Set exercise
Sort through the data and copy the lines holding the word "رواية".

##### Stored records #####

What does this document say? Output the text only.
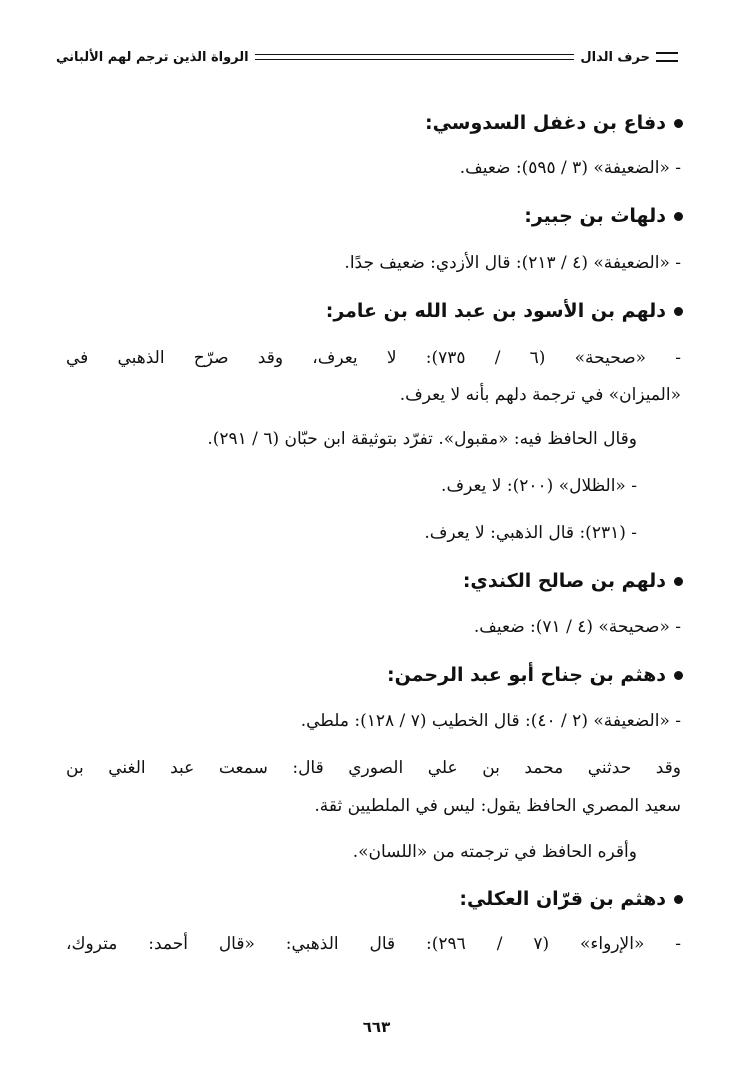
حرف الدال
الرواة الذين ترجم لهم الألباني
دفاع بن دغفل السدوسي:
- «الضعيفة» (٣ / ٥٩٥): ضعيف.
دلهاث بن جبير:
- «الضعيفة» (٤ / ٢١٣): قال الأزدي: ضعيف جدًا.
دلهم بن الأسود بن عبد الله بن عامر:
- «صحيحة» (٦ / ٧٣٥): لا يعرف، وقد صرّح الذهبي في
«الميزان» في ترجمة دلهم بأنه لا يعرف.
وقال الحافظ فيه: «مقبول». تفرّد بتوثيقة ابن حبّان (٦ / ٢٩١).
- «الظلال» (٢٠٠): لا يعرف.
- (٢٣١): قال الذهبي: لا يعرف.
دلهم بن صالح الكندي:
- «صحيحة» (٤ / ٧١): ضعيف.
دهثم بن جناح أبو عبد الرحمن:
- «الضعيفة» (٢ / ٤٠): قال الخطيب (٧ / ١٢٨): ملطي.
وقد حدثني محمد بن علي الصوري قال: سمعت عبد الغني بن
سعيد المصري الحافظ يقول: ليس في الملطيين ثقة.
وأقره الحافظ في ترجمته من «اللسان».
دهثم بن قرّان العكلي:
- «الإرواء» (٧ / ٢٩٦): قال الذهبي: «قال أحمد: متروك،
٦٦٣
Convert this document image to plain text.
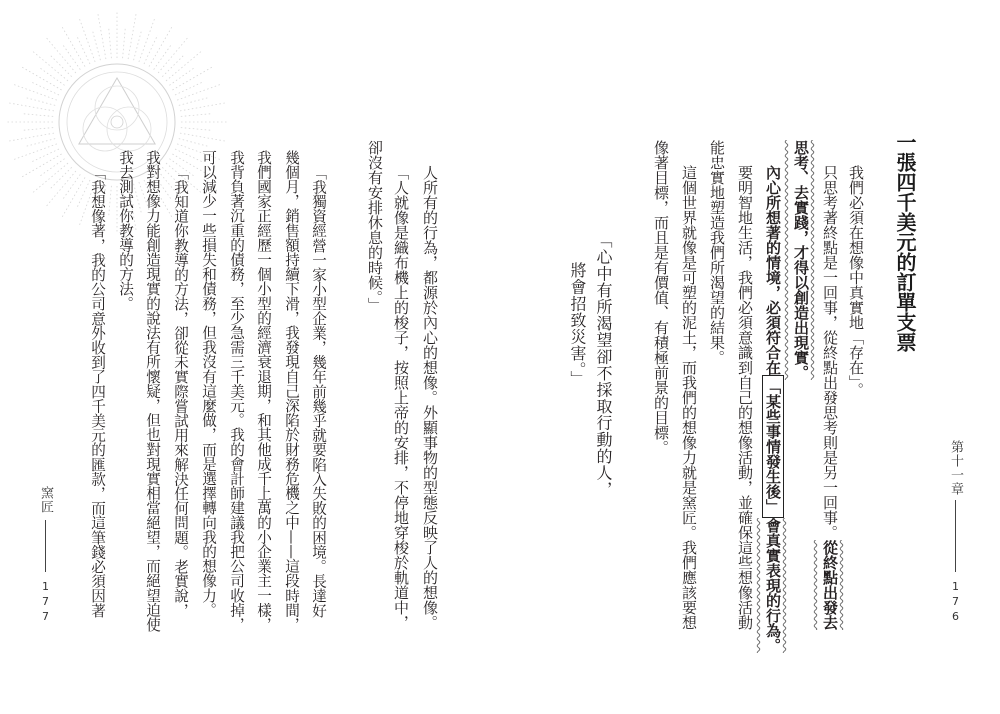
人所有的行為，都源於內心的想像。外顯事物的型態反映了人的想像。
「人就像是織布機上的梭子，按照上帝的安排，不停地穿梭於軌道中，
卻沒有安排休息的時候。」
「我獨資經營一家小型企業，幾年前幾乎就要陷入失敗的困境。長達好
幾個月，銷售額持續下滑，我發現自己深陷於財務危機之中——這段時間，
我們國家正經歷一個小型的經濟衰退期，和其他成千上萬的小企業主一樣，
我背負著沉重的債務，至少急需三千美元。我的會計師建議我把公司收掉，
可以減少一些損失和債務，但我沒有這麼做，而是選擇轉向我的想像力。
「我知道你教導的方法，卻從未實際嘗試用來解決任何問題。老實說，
我對想像力能創造現實的說法有所懷疑，但也對現實相當絕望，而絕望迫使
我去測試你教導的方法。
「我想像著，我的公司意外收到了四千美元的匯款，而這筆錢必須因著
窯匠
177
一張四千美元的訂單支票
我們必須在想像中真實地「存在」。
只思考著終點是一回事，從終點出發思考則是另一回事。從終點出發去
思考、去實踐，才得以創造出現實。
內心所想著的情境，必須符合在「某些事情發生後」會真實表現的行為。
要明智地生活，我們必須意識到自己的想像活動，並確保這些想像活動
能忠實地塑造我們所渴望的結果。
這個世界就像是可塑的泥土，而我們的想像力就是窯匠。我們應該要想
像著目標，而且是有價值、有積極前景的目標。
「心中有所渴望卻不採取行動的人，
將會招致災害。」
第十一章
176
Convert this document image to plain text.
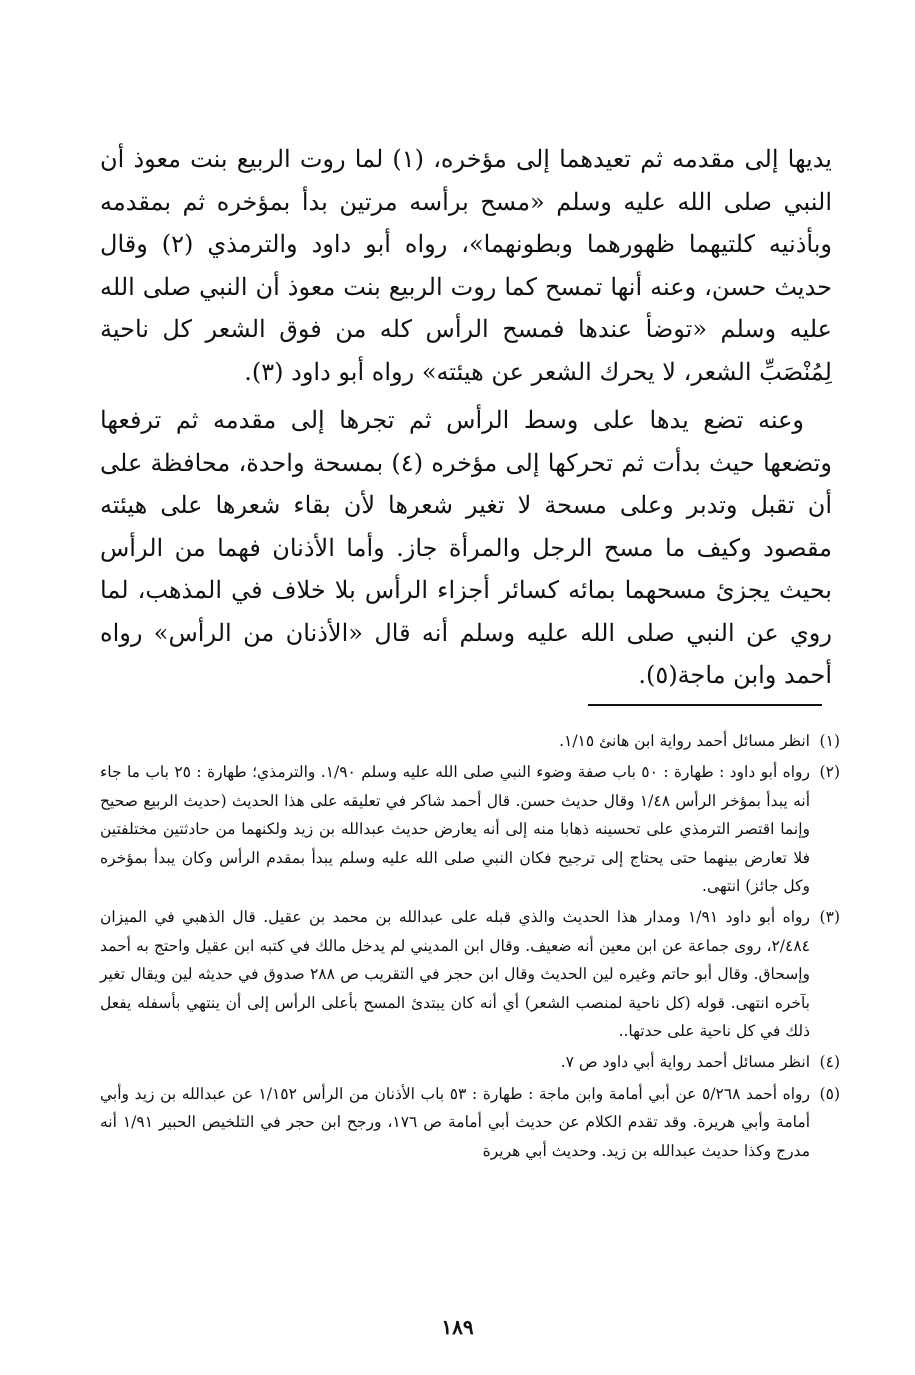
يديها إلى مقدمه ثم تعيدهما إلى مؤخره، (١) لما روت الربيع بنت معوذ أن النبي صلى الله عليه وسلم «مسح برأسه مرتين بدأ بمؤخره ثم بمقدمه وبأذنيه كلتيهما ظهورهما وبطونهما»، رواه أبو داود والترمذي (٢) وقال حديث حسن، وعنه أنها تمسح كما روت الربيع بنت معوذ أن النبي صلى الله عليه وسلم «توضأ عندها فمسح الرأس كله من فوق الشعر كل ناحية لِمُنْصَبِّ الشعر، لا يحرك الشعر عن هيئته» رواه أبو داود (٣).

وعنه تضع يدها على وسط الرأس ثم تجرها إلى مقدمه ثم ترفعها وتضعها حيث بدأت ثم تحركها إلى مؤخره (٤) بمسحة واحدة، محافظة على أن تقبل وتدبر وعلى مسحة لا تغير شعرها لأن بقاء شعرها على هيئته مقصود وكيف ما مسح الرجل والمرأة جاز. وأما الأذنان فهما من الرأس بحيث يجزئ مسحهما بمائه كسائر أجزاء الرأس بلا خلاف في المذهب، لما روي عن النبي صلى الله عليه وسلم أنه قال «الأذنان من الرأس» رواه أحمد وابن ماجة(٥).

(١)
انظر مسائل أحمد رواية ابن هانئ ١/١٥.
(٢)
رواه أبو داود : طهارة : ٥٠ باب صفة وضوء النبي صلى الله عليه وسلم ١/٩٠. والترمذي؛ طهارة : ٢٥ باب ما جاء أنه يبدأ بمؤخر الرأس ١/٤٨ وقال حديث حسن. قال أحمد شاكر في تعليقه على هذا الحديث (حديث الربيع صحيح وإنما اقتصر الترمذي على تحسينه ذهابا منه إلى أنه يعارض حديث عبدالله بن زيد ولكنهما من حادثتين مختلفتين فلا تعارض بينهما حتى يحتاج إلى ترجيح فكان النبي صلى الله عليه وسلم يبدأ بمقدم الرأس وكان يبدأ بمؤخره وكل جائز) انتهى.
(٣)
رواه أبو داود ١/٩١ ومدار هذا الحديث والذي قبله على عبدالله بن محمد بن عقيل. قال الذهبي في الميزان ٢/٤٨٤، روى جماعة عن ابن معين أنه ضعيف. وقال ابن المديني لم يدخل مالك في كتبه ابن عقيل واحتج به أحمد وإسحاق. وقال أبو حاتم وغيره لين الحديث وقال ابن حجر في التقريب ص ٢٨٨ صدوق في حديثه لين ويقال تغير بآخره انتهى. قوله (كل ناحية لمنصب الشعر) أي أنه كان يبتدئ المسح بأعلى الرأس إلى أن ينتهي بأسفله يفعل ذلك في كل ناحية على حدتها..
(٤)
انظر مسائل أحمد رواية أبي داود ص ٧.
(٥)
رواه أحمد ٥/٢٦٨ عن أبي أمامة وابن ماجة : طهارة : ٥٣ باب الأذنان من الرأس ١/١٥٢ عن عبدالله بن زيد وأبي أمامة وأبي هريرة. وقد تقدم الكلام عن حديث أبي أمامة ص ١٧٦، ورجح ابن حجر في التلخيص الحبير ١/٩١ أنه مدرج وكذا حديث عبدالله بن زيد. وحديث أبي هريرة
١٨٩
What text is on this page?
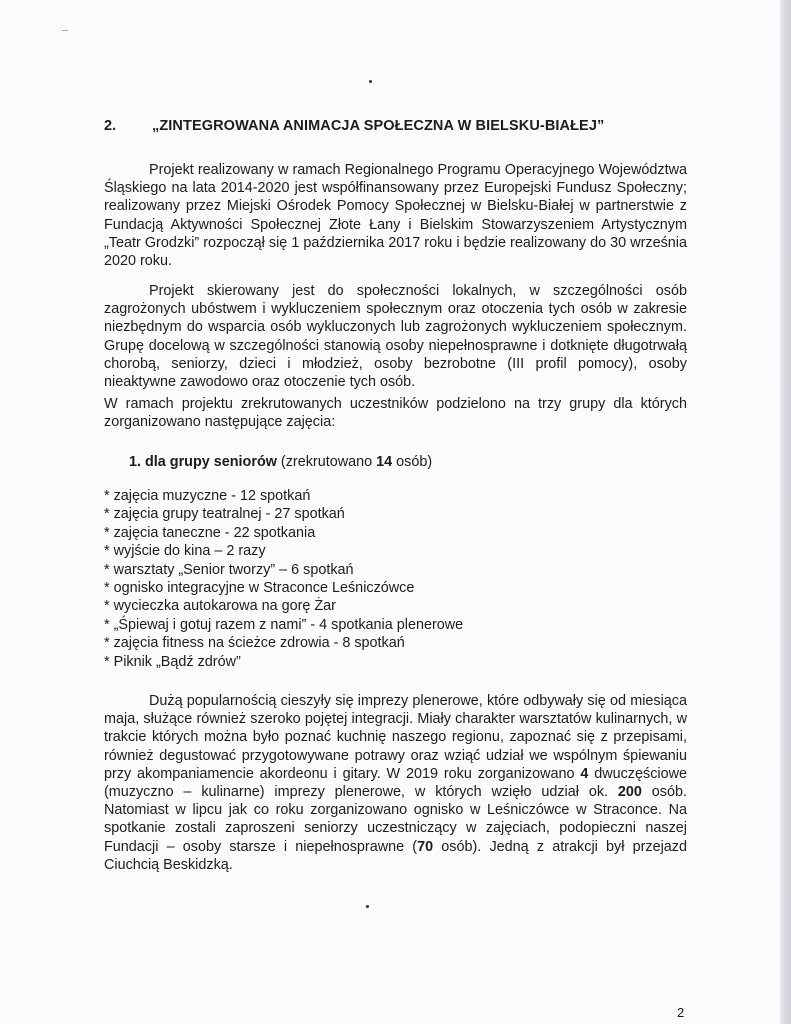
2. „ZINTEGROWANA ANIMACJA SPOŁECZNA W BIELSKU-BIAŁEJ”

Projekt realizowany w ramach Regionalnego Programu Operacyjnego Województwa Śląskiego na lata 2014-2020 jest współfinansowany przez Europejski Fundusz Społeczny; realizowany przez Miejski Ośrodek Pomocy Społecznej w Bielsku-Białej w partnerstwie z Fundacją Aktywności Społecznej Złote Łany i Bielskim Stowarzyszeniem Artystycznym „Teatr Grodzki” rozpoczął się 1 października 2017 roku i będzie realizowany do 30 września 2020 roku.

Projekt skierowany jest do społeczności lokalnych, w szczególności osób zagrożonych ubóstwem i wykluczeniem społecznym oraz otoczenia tych osób w zakresie niezbędnym do wsparcia osób wykluczonych lub zagrożonych wykluczeniem społecznym. Grupę docelową w szczególności stanowią osoby niepełnosprawne i dotknięte długotrwałą chorobą, seniorzy, dzieci i młodzież, osoby bezrobotne (III profil pomocy), osoby nieaktywne zawodowo oraz otoczenie tych osób.

W ramach projektu zrekrutowanych uczestników podzielono na trzy grupy dla których zorganizowano następujące zajęcia:

1. dla grupy seniorów (zrekrutowano 14 osób)
* zajęcia muzyczne - 12 spotkań
* zajęcia grupy teatralnej - 27 spotkań
* zajęcia taneczne - 22 spotkania
* wyjście do kina – 2 razy
* warsztaty „Senior tworzy” – 6 spotkań
* ognisko integracyjne w Straconce Leśniczówce
* wycieczka autokarowa na gorę Żar
* „Śpiewaj i gotuj razem z nami” - 4 spotkania plenerowe
* zajęcia fitness na ścieżce zdrowia - 8 spotkań
* Piknik „Bądź zdrów”

Dużą popularnością cieszyły się imprezy plenerowe, które odbywały się od miesiąca maja, służące również szeroko pojętej integracji. Miały charakter warsztatów kulinarnych, w trakcie których można było poznać kuchnię naszego regionu, zapoznać się z przepisami, również degustować przygotowywane potrawy oraz wziąć udział we wspólnym śpiewaniu przy akompaniamencie akordeonu i gitary. W 2019 roku zorganizowano 4 dwuczęściowe (muzyczno – kulinarne) imprezy plenerowe, w których wzięło udział ok. 200 osób. Natomiast w lipcu jak co roku zorganizowano ognisko w Leśniczówce w Straconce. Na spotkanie zostali zaproszeni seniorzy uczestniczący w zajęciach, podopieczni naszej Fundacji – osoby starsze i niepełnosprawne (70 osób). Jedną z atrakcji był przejazd Ciuchcią Beskidzką.

2
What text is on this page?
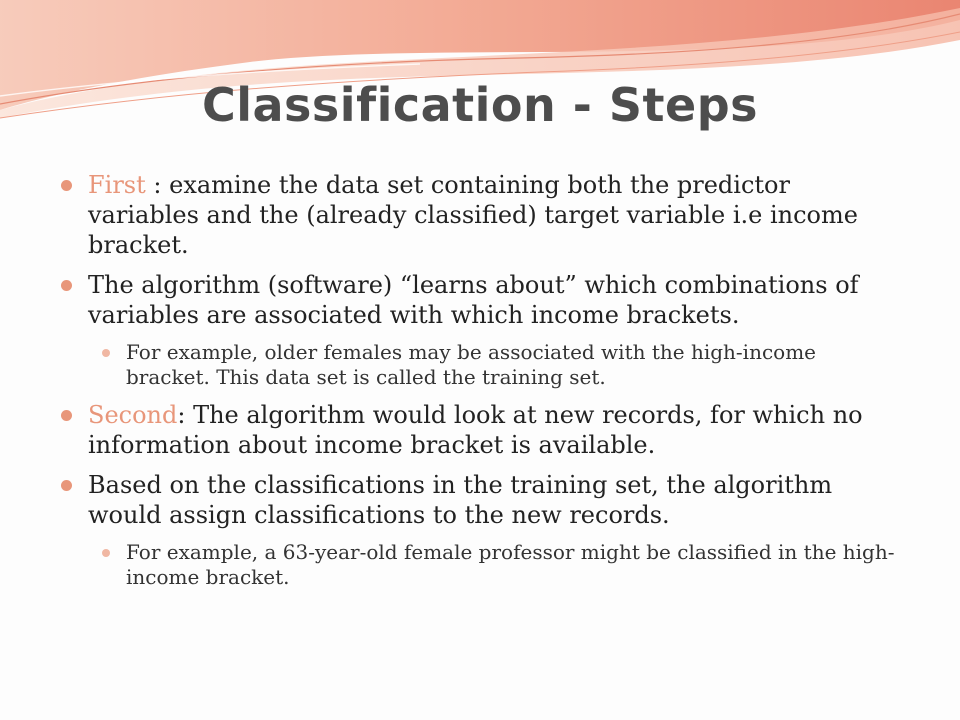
Classification - Steps
First : examine the data set containing both the predictor variables and the (already classified) target variable i.e income bracket.
The algorithm (software) “learns about” which combinations of variables are associated with which income brackets.
For example, older females may be associated with the high-income bracket. This data set is called the training set.
Second: The algorithm would look at new records, for which no information about income bracket is available.
Based on the classifications in the training set, the algorithm would assign classifications to the new records.
For example, a 63-year-old female professor might be classified in the high-income bracket.
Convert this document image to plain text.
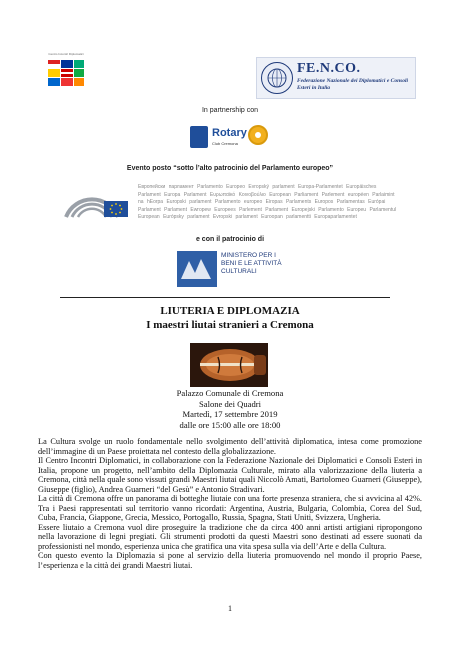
Centro Incontri Diplomatici
FE.N.CO.
Federazione Nazionale dei Diplomatici e Consoli Esteri in Italia
In partnership con
Rotary
Club Cremona
Evento posto “sotto l’alto patrocinio del Parlamento europeo”
Европейски парламент Parlamento Europeo Evropský parlament Europa-Parlamentet Europäisches Parlament Europa Parlament Ευρωπαϊκό Κοινοβούλιο European Parliament Parlement européen Parlaimint na hEorpa Europski parlament Parlamento europeo Eiropas Parlaments Europos Parlamentas Európai Parlament Parlament Ewropew Europees Parlement Parlament Europejski Parlamento Europeu Parlamentul European Európsky parlament Evropski parlament Euroopan parlamentti Europaparlamentet
e con il patrocinio di
MINISTERO PER I BENI E LE ATTIVITÀ CULTURALI
LIUTERIA E DIPLOMAZIA
I maestri liutai stranieri a Cremona
Palazzo Comunale di Cremona
Salone dei Quadri
Martedì, 17 settembre 2019
dalle ore 15:00 alle ore 18:00

La Cultura svolge un ruolo fondamentale nello svolgimento dell’attività diplomatica, intesa come promozione dell’immagine di un Paese proiettata nel contesto della globalizzazione.

Il Centro Incontri Diplomatici, in collaborazione con la Federazione Nazionale dei Diplomatici e Consoli Esteri in Italia, propone un progetto, nell’ambito della Diplomazia Culturale, mirato alla valorizzazione della liuteria a Cremona, città nella quale sono vissuti grandi Maestri liutai quali Niccolò Amati, Bartolomeo Guarneri (Giuseppe), Giuseppe (figlio), Andrea Guarneri “del Gesù” e Antonio Stradivari.

La città di Cremona offre un panorama di botteghe liutaie con una forte presenza straniera, che si avvicina al 42%. Tra i Paesi rappresentati sul territorio vanno ricordati: Argentina, Austria, Bulgaria, Colombia, Corea del Sud, Cuba, Francia, Giappone, Grecia, Messico, Portogallo, Russia, Spagna, Stati Uniti, Svizzera, Ungheria.

Essere liutaio a Cremona vuol dire proseguire la tradizione che da circa 400 anni artisti artigiani ripropongono nella lavorazione di legni pregiati. Gli strumenti prodotti da questi Maestri sono destinati ad essere suonati da professionisti nel mondo, esperienza unica che gratifica una vita spesa sulla via dell’Arte e della Cultura.

Con questo evento la Diplomazia si pone al servizio della liuteria promuovendo nel mondo il proprio Paese, l’esperienza e la città dei grandi Maestri liutai.

1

#####

Written answer
انظر مسائل أحمد رواية ابن هانئ ١/١٥.
انظر مسائل أحمد رواية أبي داود ص ٧.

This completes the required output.